Given records:
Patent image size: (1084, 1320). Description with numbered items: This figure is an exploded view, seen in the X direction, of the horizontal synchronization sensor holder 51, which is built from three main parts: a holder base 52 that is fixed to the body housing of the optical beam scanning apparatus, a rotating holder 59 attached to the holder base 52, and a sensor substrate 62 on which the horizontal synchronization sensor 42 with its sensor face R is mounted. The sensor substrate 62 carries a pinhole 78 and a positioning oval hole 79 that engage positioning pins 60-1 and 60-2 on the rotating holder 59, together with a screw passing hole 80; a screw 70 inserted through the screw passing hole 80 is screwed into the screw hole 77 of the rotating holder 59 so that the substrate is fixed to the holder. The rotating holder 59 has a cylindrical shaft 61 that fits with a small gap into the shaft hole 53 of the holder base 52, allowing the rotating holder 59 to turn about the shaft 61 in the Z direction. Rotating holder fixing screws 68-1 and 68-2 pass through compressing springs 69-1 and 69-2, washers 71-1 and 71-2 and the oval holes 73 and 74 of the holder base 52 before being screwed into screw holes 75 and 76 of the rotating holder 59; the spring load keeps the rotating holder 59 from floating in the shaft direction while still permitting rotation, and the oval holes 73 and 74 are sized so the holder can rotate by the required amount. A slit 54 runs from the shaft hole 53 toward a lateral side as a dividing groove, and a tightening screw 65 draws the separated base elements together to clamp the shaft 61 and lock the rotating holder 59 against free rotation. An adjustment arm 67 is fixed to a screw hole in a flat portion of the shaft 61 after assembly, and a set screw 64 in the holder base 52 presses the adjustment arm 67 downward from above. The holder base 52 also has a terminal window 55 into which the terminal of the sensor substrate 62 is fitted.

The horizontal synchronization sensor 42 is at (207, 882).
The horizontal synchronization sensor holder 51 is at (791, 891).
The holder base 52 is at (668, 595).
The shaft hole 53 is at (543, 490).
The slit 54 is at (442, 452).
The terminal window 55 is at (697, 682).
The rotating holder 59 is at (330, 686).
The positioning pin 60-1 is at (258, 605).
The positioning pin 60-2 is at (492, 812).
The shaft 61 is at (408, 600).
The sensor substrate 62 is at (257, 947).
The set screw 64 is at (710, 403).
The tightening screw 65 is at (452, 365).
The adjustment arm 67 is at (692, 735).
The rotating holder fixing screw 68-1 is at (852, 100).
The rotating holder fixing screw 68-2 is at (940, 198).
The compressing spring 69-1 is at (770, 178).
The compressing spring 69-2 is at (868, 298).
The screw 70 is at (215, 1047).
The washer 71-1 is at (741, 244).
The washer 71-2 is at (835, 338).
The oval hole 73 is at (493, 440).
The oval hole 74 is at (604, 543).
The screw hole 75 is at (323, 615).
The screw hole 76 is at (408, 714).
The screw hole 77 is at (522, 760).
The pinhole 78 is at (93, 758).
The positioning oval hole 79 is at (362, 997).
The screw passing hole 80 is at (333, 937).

Aim: Reproduce the material above word for word, keeping every line in its original order.

The reply:
Patent image size: (1084, 1320). Description with numbered items: This figure is an exploded view, seen in the X direction, of the horizontal synchronization sensor holder 51, which is built from three main parts: a holder base 52 that is fixed to the body housing of the optical beam scanning apparatus, a rotating holder 59 attached to the holder base 52, and a sensor substrate 62 on which the horizontal synchronization sensor 42 with its sensor face R is mounted. The sensor substrate 62 carries a pinhole 78 and a positioning oval hole 79 that engage positioning pins 60-1 and 60-2 on the rotating holder 59, together with a screw passing hole 80; a screw 70 inserted through the screw passing hole 80 is screwed into the screw hole 77 of the rotating holder 59 so that the substrate is fixed to the holder. The rotating holder 59 has a cylindrical shaft 61 that fits with a small gap into the shaft hole 53 of the holder base 52, allowing the rotating holder 59 to turn about the shaft 61 in the Z direction. Rotating holder fixing screws 68-1 and 68-2 pass through compressing springs 69-1 and 69-2, washers 71-1 and 71-2 and the oval holes 73 and 74 of the holder base 52 before being screwed into screw holes 75 and 76 of the rotating holder 59; the spring load keeps the rotating holder 59 from floating in the shaft direction while still permitting rotation, and the oval holes 73 and 74 are sized so the holder can rotate by the required amount. A slit 54 runs from the shaft hole 53 toward a lateral side as a dividing groove, and a tightening screw 65 draws the separated base elements together to clamp the shaft 61 and lock the rotating holder 59 against free rotation. An adjustment arm 67 is fixed to a screw hole in a flat portion of the shaft 61 after assembly, and a set screw 64 in the holder base 52 presses the adjustment arm 67 downward from above. The holder base 52 also has a terminal window 55 into which the terminal of the sensor substrate 62 is fitted.

The horizontal synchronization sensor 42 is at (207, 882).
The horizontal synchronization sensor holder 51 is at (791, 891).
The holder base 52 is at (668, 595).
The shaft hole 53 is at (543, 490).
The slit 54 is at (442, 452).
The terminal window 55 is at (697, 682).
The rotating holder 59 is at (330, 686).
The positioning pin 60-1 is at (258, 605).
The positioning pin 60-2 is at (492, 812).
The shaft 61 is at (408, 600).
The sensor substrate 62 is at (257, 947).
The set screw 64 is at (710, 403).
The tightening screw 65 is at (452, 365).
The adjustment arm 67 is at (692, 735).
The rotating holder fixing screw 68-1 is at (852, 100).
The rotating holder fixing screw 68-2 is at (940, 198).
The compressing spring 69-1 is at (770, 178).
The compressing spring 69-2 is at (868, 298).
The screw 70 is at (215, 1047).
The washer 71-1 is at (741, 244).
The washer 71-2 is at (835, 338).
The oval hole 73 is at (493, 440).
The oval hole 74 is at (604, 543).
The screw hole 75 is at (323, 615).
The screw hole 76 is at (408, 714).
The screw hole 77 is at (522, 760).
The pinhole 78 is at (93, 758).
The positioning oval hole 79 is at (362, 997).
The screw passing hole 80 is at (333, 937).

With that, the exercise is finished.